Il a subi les insultes sur Twitter. Les enregistrements moqueurs des écrits qu'il publiait sur son blog. Jusqu'à des messages à caractère sexuel envoyés, en son nom et pour lui nuire, à des mineurs. Dimanche 10 février, Matthias Jambon-Puillet, publicitaire, écrivain et adepte de Twitter dès ses débuts, a livré un long témoignage du harcèlement qu'il a subi de la part de membres de "La Ligue du LOL". A la suite d'un article publié par Libération, vendredi, de nombreuses victimes ont pris la parole pour dénoncer leurs agissements, en ligne mais aussi parfois en dehors.

"Au départ, je n'avais pas prévu de témoigner", affirme Matthias Jambon-Puillet à franceinfo. Son texte a été écrit dimanche, en réaction à deux lettres d'excuses qui lui ont "fait péter un plomb", publiées sur Twitter aux premières heures de l'affaire par des membres de "La Ligue du LOL" qu'il connaît bien, le publicitaire et podcasteur Sylvain Paley et le journaliste D. D.. 

Victime des "loleurs"

_CONSIGNE 1:_ Résumez en deux phrases l'article sur la Ligue du LOL.
_CONSIGNE 2:_ Poursuivez la rédaction de l'article sur la Ligue du LOL à partir de sa dernière ligne.
Les données qui suivent sont un matériel à part, sans lien avec l'article.

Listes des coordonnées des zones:
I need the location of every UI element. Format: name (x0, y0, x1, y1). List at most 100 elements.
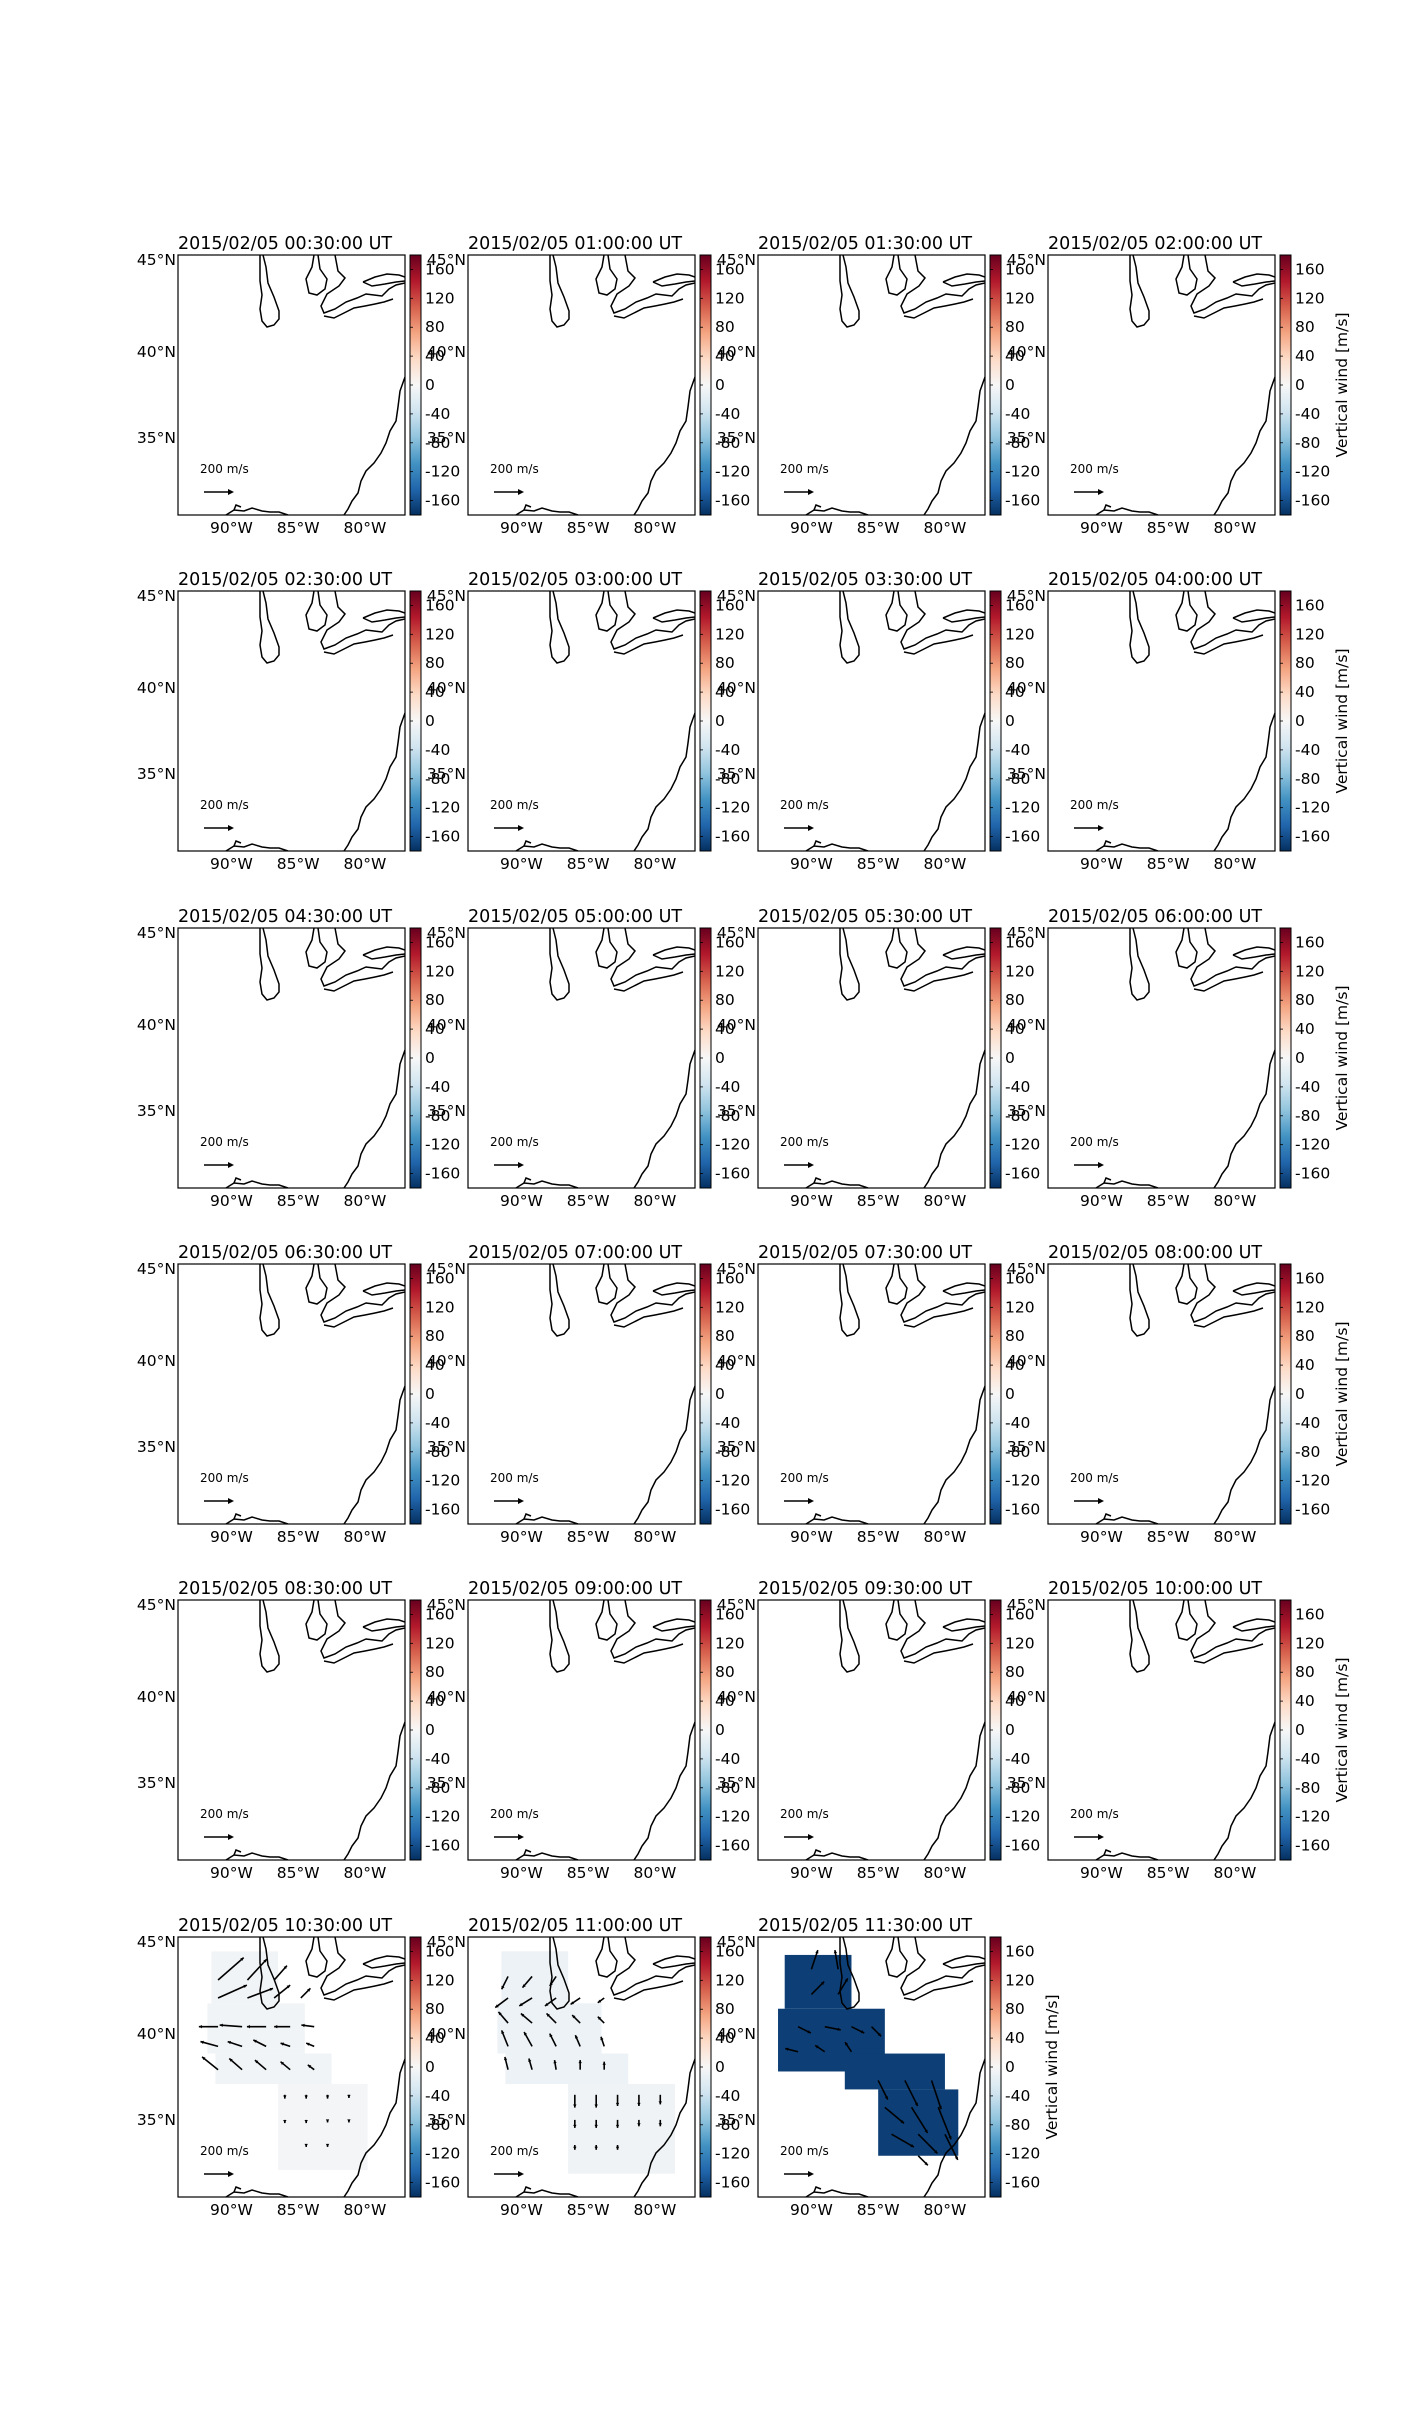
coastline (633, 712, 695, 851)
coastline (885, 1264, 908, 1305)
scale-arrow-label: 200 m/s (200, 1135, 249, 1149)
wind-vector (570, 1997, 581, 2006)
scale-arrow-label: 200 m/s (1070, 1807, 1119, 1821)
coastline (942, 953, 985, 960)
colorbar-tick-label: 0 (1005, 2058, 1015, 2076)
y-tick-label: 35°N (427, 429, 466, 447)
wind-vector (944, 2133, 959, 2161)
coastline (1193, 298, 1264, 319)
x-tick-label: 90°W (500, 855, 543, 873)
coastline (1190, 591, 1275, 650)
plot-area (1095, 1600, 1275, 1860)
panel-title: 2015/02/05 05:30:00 UT (758, 907, 972, 927)
colorbar-tick-label: -160 (1005, 492, 1040, 510)
coastline (305, 1937, 328, 1978)
colorbar-tick-label: -120 (1005, 463, 1040, 481)
x-tick-label: 80°W (924, 1192, 967, 1210)
coastline (805, 507, 869, 515)
map-panel: 2015/02/05 03:30:00 UT 200 m/s 45°N 40°N 35°… (717, 570, 1040, 873)
y-tick-label: 45°N (717, 251, 756, 269)
colorbar-tick-label: 0 (1295, 712, 1305, 730)
wind-vector (930, 2080, 942, 2110)
colorbar-tick-label: 120 (425, 625, 455, 643)
axes-background (468, 1264, 695, 1524)
axes-background (758, 1600, 985, 1860)
x-tick-label: 90°W (210, 1192, 253, 1210)
y-tick-label: 35°N (1007, 1774, 1046, 1792)
coastline (942, 1282, 985, 1292)
wind-vector (252, 2039, 267, 2048)
wind-vector-head (549, 2033, 553, 2038)
colorbar-tick-label: -80 (715, 1107, 740, 1125)
wind-vector (553, 2059, 557, 2070)
wind-vector-head (202, 2056, 206, 2061)
y-tick-label: 40°N (427, 1688, 466, 1706)
coastline (343, 712, 405, 851)
axes-frame (467, 1263, 696, 1525)
axes-frame (467, 1936, 696, 2198)
wind-vector-shaft (837, 1977, 849, 1995)
wind-vector (877, 2080, 889, 2101)
wind-vector-head (519, 2002, 523, 2006)
wind-cell (501, 1951, 569, 2004)
axes-frame (177, 254, 406, 516)
axes-background (758, 255, 985, 515)
wind-vector (283, 2119, 287, 2124)
coastline (523, 840, 532, 847)
coastline (343, 2058, 405, 2197)
x-tick-label: 80°W (924, 855, 967, 873)
map-panel: 2015/02/05 08:00:00 UT 200 m/s 45°N 40°N 35°… (1007, 1243, 1351, 1546)
wind-vector-head (600, 2036, 604, 2041)
colorbar-tick-label: -80 (1005, 1779, 1030, 1797)
colorbar-tick-label: -40 (1005, 1414, 1030, 1432)
wind-vector (870, 2026, 882, 2037)
colorbar-tick-label: 80 (425, 1327, 445, 1345)
coastline (839, 255, 860, 328)
wind-vector-head (503, 2056, 508, 2061)
panel-title: 2015/02/05 10:00:00 UT (1048, 1579, 1262, 1599)
colorbar-tick-label: -160 (1005, 1501, 1040, 1519)
wind-vector-head (501, 1985, 505, 1990)
colorbar-tick-label: 160 (1005, 933, 1035, 951)
coastline (610, 255, 695, 314)
colorbar-tick-label: 0 (425, 1049, 435, 1067)
wind-vector-head (227, 2040, 232, 2045)
wind-vector (217, 1984, 248, 1999)
wind-vector (917, 2155, 929, 2166)
y-tick-label: 45°N (1007, 924, 1046, 942)
coastline (885, 255, 908, 296)
wind-vector (573, 2145, 577, 2150)
plot-area (515, 591, 695, 851)
wind-vector (304, 2094, 308, 2099)
x-tick-label: 85°W (857, 855, 900, 873)
coastline (515, 1516, 579, 1524)
map-panel: 2015/02/05 02:00:00 UT 200 m/s 45°N 40°N 35°… (1007, 234, 1351, 537)
wind-vector-head (301, 2023, 305, 2028)
scale-arrow-label: 200 m/s (780, 1135, 829, 1149)
colorbar-tick-label: 80 (1005, 1663, 1025, 1681)
wind-vector-shaft (910, 2106, 929, 2134)
colorbar-tick-label: -40 (1005, 405, 1030, 423)
colorbar-tick-label: -80 (1295, 434, 1320, 452)
scale-arrow-label: 200 m/s (1070, 1471, 1119, 1485)
axes-frame (757, 1936, 986, 2198)
coastline (1213, 1049, 1275, 1188)
coastline (595, 591, 618, 632)
coastline (549, 1937, 570, 2010)
wind-vector (280, 2042, 291, 2048)
coastline (923, 376, 985, 515)
wind-vector-head (280, 2042, 285, 2046)
coastline (1213, 712, 1275, 851)
wind-vector (325, 2119, 330, 2123)
colorbar-tick-label: 40 (1005, 347, 1025, 365)
coastline (362, 1618, 405, 1628)
coastline (1175, 591, 1198, 632)
coastline (1232, 609, 1275, 619)
wind-vector (500, 1976, 509, 1990)
wind-vector (273, 1984, 291, 1999)
coastline (633, 2058, 695, 2197)
y-tick-label: 35°N (137, 2111, 176, 2129)
wind-vector (500, 2030, 509, 2047)
y-tick-label: 45°N (137, 1933, 176, 1951)
colorbar-tick-label: -120 (715, 799, 750, 817)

_RÉPONSE 1:_ Le dimanche 10 février, Matthias Jambon-Puillet, publicitaire, écrivain et adepte de Twitter dès ses débuts, a publié un long témoignage sur le harcèlement que lui ont fait subir des membres de la « Ligue du LOL » : insultes, enregistrements moqueurs de ses écrits et messages à caractère sexuel envoyés en son nom à des mineurs. Il affirme ne pas avoir prévu de témoigner, mais il a écrit son texte en réaction à deux lettres d'excuses publiées sur Twitter par des membres du groupe qu'il connaît bien.

_RÉPONSE 2:_
"Sylvain Paley est quelqu'un à qui j'en ai parlé, en personne, et qui dit aujourd'hui 'on ne savait pas'", s'agace Matthias Jambon-Puillet. Il explique nourrir "avec d'autres victimes (...) une haine particulière" pour le journaliste D. D., qu'il accuse d'avoir été "un des membres les plus actifs, notamment par des faux comptes" sur les réseaux sociaux, et qui est aujourd'hui "un de ceux qui a le poste avec le plus de responsabilités". L'intéressé, rédacteur en chef du site internet des Inrocks, a notamment été l'auteur d'un canular téléphonique visant la youtubeuse Florence Porcel.

Dans son texte, Matthias Jambon-Puillet dit, lui, avoir été harcelé à partir de sa rencontre en mars 2011 avec R.L-A., un autre membre de "La Ligue du LOL""Il a cru que je couchais avec une amie qui lui avait dit non", assure-t-il. Pour ce motif, il est rapidement suivi sur Twitter par de nombreux membres du groupe. Son compte ainsi que son blog, "sur lequel [il] verbalis[ait] [s]es interrogations, angoisses et névroses", sont pris pour cible par des messages insultants, parfois anonymes. Des "loleurs" – le nom qu'ils s'attribuent parfois – organisent un concours de lectures parodiques de ses écrits.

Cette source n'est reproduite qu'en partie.